*Stored data*:
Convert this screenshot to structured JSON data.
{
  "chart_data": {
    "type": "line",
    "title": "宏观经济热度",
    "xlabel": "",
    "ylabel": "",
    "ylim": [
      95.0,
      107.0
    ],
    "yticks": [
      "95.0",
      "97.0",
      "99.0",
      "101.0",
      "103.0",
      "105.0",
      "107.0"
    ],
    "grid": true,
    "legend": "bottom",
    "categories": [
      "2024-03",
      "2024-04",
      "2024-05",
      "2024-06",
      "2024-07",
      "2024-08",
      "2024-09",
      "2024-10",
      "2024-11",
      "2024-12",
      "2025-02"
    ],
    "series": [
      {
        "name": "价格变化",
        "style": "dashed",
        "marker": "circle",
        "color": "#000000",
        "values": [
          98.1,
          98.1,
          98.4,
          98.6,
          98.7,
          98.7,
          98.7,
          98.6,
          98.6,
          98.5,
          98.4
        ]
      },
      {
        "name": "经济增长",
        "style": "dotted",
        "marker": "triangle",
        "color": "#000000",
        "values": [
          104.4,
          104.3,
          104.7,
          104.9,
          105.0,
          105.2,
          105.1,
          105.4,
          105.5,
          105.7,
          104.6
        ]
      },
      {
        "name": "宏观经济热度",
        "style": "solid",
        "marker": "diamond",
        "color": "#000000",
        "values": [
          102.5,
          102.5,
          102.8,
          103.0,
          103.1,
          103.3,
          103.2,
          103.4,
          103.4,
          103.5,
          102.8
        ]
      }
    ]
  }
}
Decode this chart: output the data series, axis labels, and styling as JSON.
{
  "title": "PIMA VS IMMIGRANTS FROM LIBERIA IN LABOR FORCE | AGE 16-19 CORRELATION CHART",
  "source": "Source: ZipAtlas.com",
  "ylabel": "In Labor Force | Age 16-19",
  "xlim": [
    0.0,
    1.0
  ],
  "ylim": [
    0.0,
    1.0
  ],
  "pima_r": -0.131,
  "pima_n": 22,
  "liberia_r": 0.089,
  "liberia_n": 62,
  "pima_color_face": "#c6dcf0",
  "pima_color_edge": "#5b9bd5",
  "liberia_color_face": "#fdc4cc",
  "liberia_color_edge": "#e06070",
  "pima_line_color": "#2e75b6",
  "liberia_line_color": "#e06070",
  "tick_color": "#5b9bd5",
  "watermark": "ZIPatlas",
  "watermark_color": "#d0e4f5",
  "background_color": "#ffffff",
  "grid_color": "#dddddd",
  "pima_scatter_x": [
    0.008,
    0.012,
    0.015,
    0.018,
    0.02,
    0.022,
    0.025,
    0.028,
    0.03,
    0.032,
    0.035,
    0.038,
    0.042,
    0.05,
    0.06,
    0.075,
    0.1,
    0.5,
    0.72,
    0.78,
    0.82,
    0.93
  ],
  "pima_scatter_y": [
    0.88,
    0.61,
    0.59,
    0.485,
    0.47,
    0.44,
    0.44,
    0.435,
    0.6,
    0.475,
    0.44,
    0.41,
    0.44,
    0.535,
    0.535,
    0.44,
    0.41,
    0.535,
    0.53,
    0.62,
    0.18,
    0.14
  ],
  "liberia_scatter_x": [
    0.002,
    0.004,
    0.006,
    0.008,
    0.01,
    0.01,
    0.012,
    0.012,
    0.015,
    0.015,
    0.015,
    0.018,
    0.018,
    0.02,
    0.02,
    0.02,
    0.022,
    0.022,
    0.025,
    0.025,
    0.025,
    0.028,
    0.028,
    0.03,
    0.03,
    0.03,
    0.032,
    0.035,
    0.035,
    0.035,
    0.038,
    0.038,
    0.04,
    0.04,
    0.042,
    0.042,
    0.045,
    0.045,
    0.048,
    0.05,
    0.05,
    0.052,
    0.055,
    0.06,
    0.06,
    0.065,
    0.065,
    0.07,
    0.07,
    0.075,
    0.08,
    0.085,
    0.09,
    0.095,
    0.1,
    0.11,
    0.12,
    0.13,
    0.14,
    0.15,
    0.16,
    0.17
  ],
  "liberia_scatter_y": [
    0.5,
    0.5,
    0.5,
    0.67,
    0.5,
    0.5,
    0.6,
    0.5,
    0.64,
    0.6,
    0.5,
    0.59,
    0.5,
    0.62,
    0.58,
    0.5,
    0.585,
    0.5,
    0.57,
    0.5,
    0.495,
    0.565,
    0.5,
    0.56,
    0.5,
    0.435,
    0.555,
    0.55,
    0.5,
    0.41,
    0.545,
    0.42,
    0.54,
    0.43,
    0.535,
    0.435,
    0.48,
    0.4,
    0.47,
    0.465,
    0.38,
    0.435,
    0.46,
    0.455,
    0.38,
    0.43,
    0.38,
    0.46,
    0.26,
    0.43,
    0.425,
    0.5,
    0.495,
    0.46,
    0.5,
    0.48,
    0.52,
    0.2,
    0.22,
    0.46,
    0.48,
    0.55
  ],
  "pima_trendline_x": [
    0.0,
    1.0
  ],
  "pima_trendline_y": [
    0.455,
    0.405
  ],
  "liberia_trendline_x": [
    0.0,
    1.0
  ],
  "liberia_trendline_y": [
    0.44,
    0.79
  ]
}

*Set problem*: Search the records above for "title". Copy each line where it is found.

*Result of the task*:
    "title": "宏观经济热度",
  "title": "PIMA VS IMMIGRANTS FROM LIBERIA IN LABOR FORCE | AGE 16-19 CORRELATION CHART",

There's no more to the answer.